### Exercise set
1 > Copy out the passage on the EU's Digital Single Market from "Simply put, the" up to and including "of a Digital Single Market.".
2 > Find every line in the records that contains the string "then" and list those lines.

### Provided text
########

The following video, European Ecommerce Faces Shake Up from Webcertain TV, discusses, among other things, the EU’s attempt to forge a Digital Single Market.
According to Wikipedia, a single market is, “A type of trade bloc in which most trade barriers have been removed (for goods) with some common policies on product regulation.”
It is further stated on the European Commission’s website that, “The single market is all about bringing down barriers and simplifying existing rules to enable everyone in the EU – individuals, consumers and businesses – to make the most of the opportunities offered to them by having direct access to 28 countries and 503 million people.”
Simply put, the EU is trying to simplify trade between consumers and businesses in member states.
Digital Single Market and geo-blocking
Remember when Orbitz was found displaying more expensive hotels to Apple users? Apparently, it is problematic for the EU when companies sell items at different prices to consumers in different countries. The term for this practice is often called geo-blocking, and it is affecting the EU’s ability to complete its goal of a Digital Single Market.

########

Annotated element entries:

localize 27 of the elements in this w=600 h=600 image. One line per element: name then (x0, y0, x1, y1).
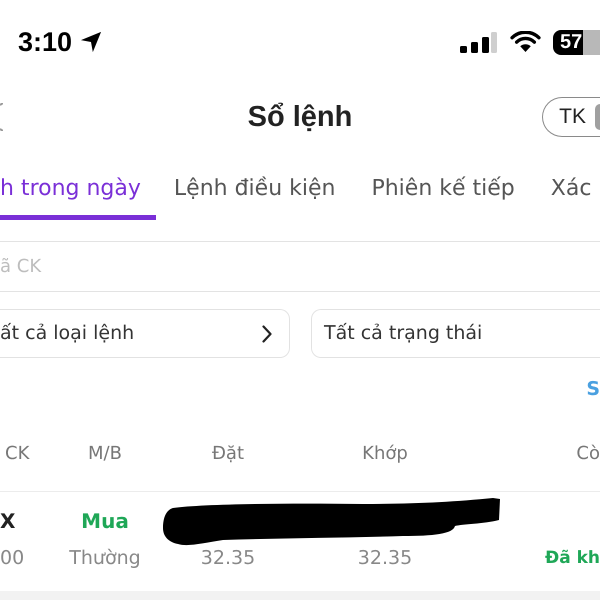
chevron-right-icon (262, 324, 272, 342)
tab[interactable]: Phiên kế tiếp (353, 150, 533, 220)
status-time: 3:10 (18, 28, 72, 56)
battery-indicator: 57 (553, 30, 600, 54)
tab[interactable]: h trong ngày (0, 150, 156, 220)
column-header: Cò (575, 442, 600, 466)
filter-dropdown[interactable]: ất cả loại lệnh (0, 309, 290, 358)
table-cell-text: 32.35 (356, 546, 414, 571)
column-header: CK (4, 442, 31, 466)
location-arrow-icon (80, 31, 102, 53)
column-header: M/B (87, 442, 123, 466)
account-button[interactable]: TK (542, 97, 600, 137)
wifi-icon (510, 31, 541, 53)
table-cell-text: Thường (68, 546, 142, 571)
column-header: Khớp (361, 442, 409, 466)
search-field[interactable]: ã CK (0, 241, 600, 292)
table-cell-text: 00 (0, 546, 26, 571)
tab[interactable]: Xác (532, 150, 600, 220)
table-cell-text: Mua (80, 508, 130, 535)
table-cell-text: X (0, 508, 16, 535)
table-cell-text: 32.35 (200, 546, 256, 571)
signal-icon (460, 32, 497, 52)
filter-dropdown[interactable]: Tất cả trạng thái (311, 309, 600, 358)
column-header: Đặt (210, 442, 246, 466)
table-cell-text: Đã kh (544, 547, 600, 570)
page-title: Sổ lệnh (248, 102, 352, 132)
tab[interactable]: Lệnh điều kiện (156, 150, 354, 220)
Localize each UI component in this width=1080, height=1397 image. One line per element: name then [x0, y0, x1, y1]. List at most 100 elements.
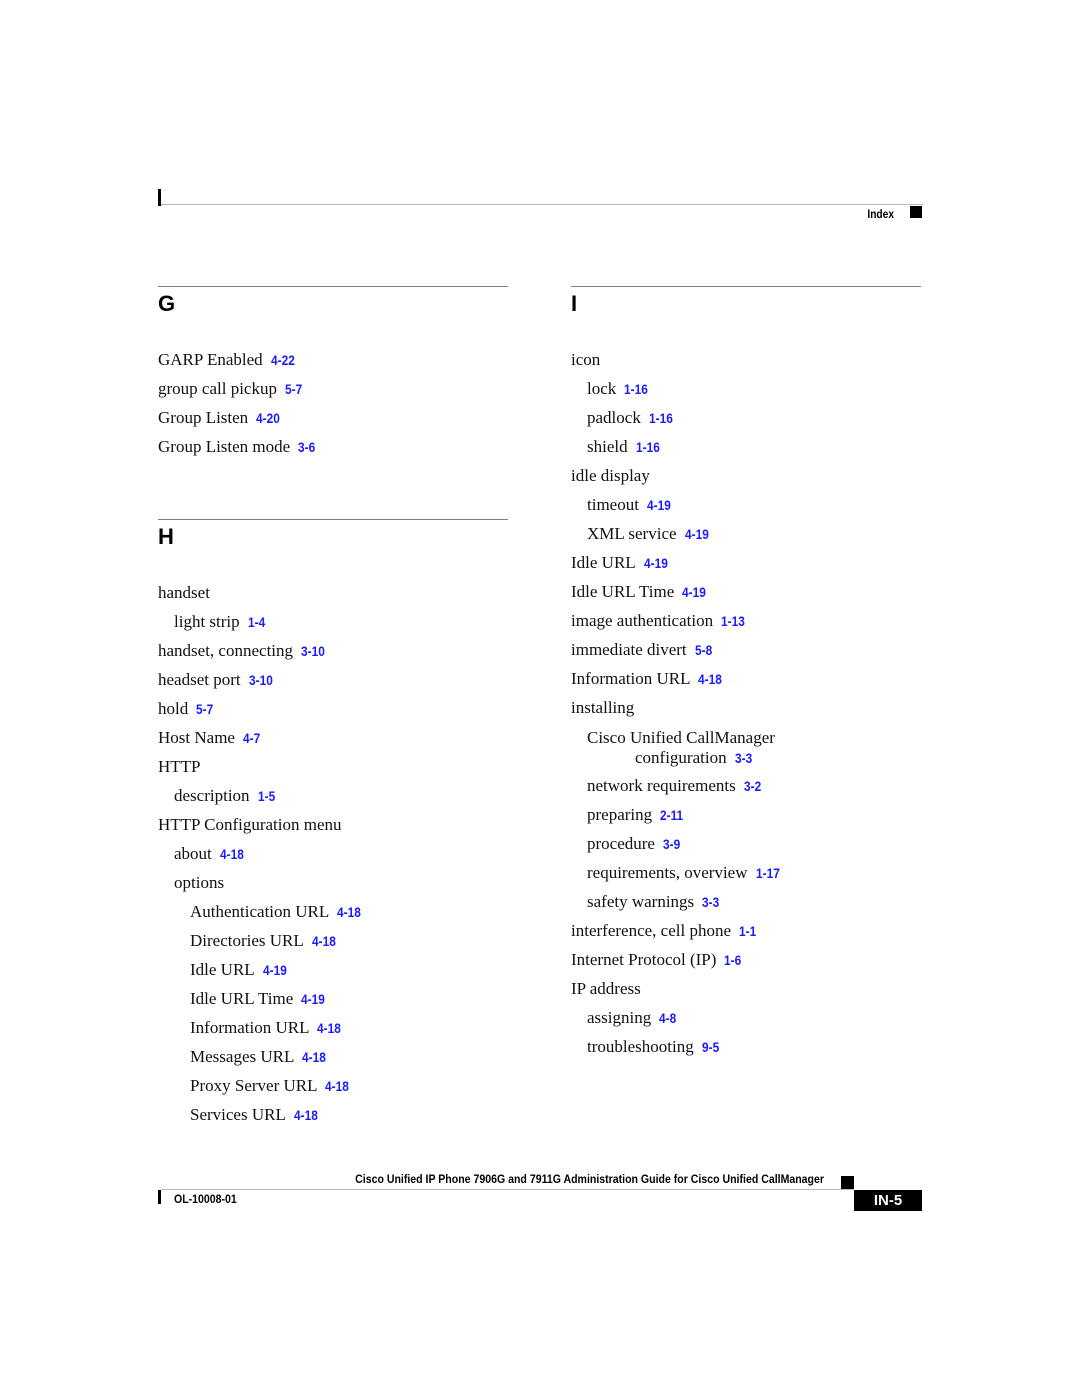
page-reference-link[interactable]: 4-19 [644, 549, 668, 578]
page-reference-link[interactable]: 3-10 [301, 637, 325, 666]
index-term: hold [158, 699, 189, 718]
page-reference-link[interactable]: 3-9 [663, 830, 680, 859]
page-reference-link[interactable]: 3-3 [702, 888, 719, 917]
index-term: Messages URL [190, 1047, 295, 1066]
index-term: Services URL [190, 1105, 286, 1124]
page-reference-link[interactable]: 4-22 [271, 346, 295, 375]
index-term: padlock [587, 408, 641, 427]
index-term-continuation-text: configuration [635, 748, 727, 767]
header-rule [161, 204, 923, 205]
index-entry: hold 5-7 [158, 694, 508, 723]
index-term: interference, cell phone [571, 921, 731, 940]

########

### In response
1 >
Simply put, the EU is trying to simplify trade between consumers and businesses in member states.
Digital Single Market and geo-blocking
Remember when Orbitz was found displaying more expensive hotels to Apple users? Apparently, it is problematic for the EU when companies sell items at different prices to consumers in different countries. The term for this practice is often called geo-blocking, and it is affecting the EU’s ability to complete its goal of a Digital Single Market.

2 >
localize 27 of the elements in this w=600 h=600 image. One line per element: name then (x0, y0, x1, y1).
Localize each UI component in this width=1080, height=1397 image. One line per element: name then [x0, y0, x1, y1]. List at most 100 elements.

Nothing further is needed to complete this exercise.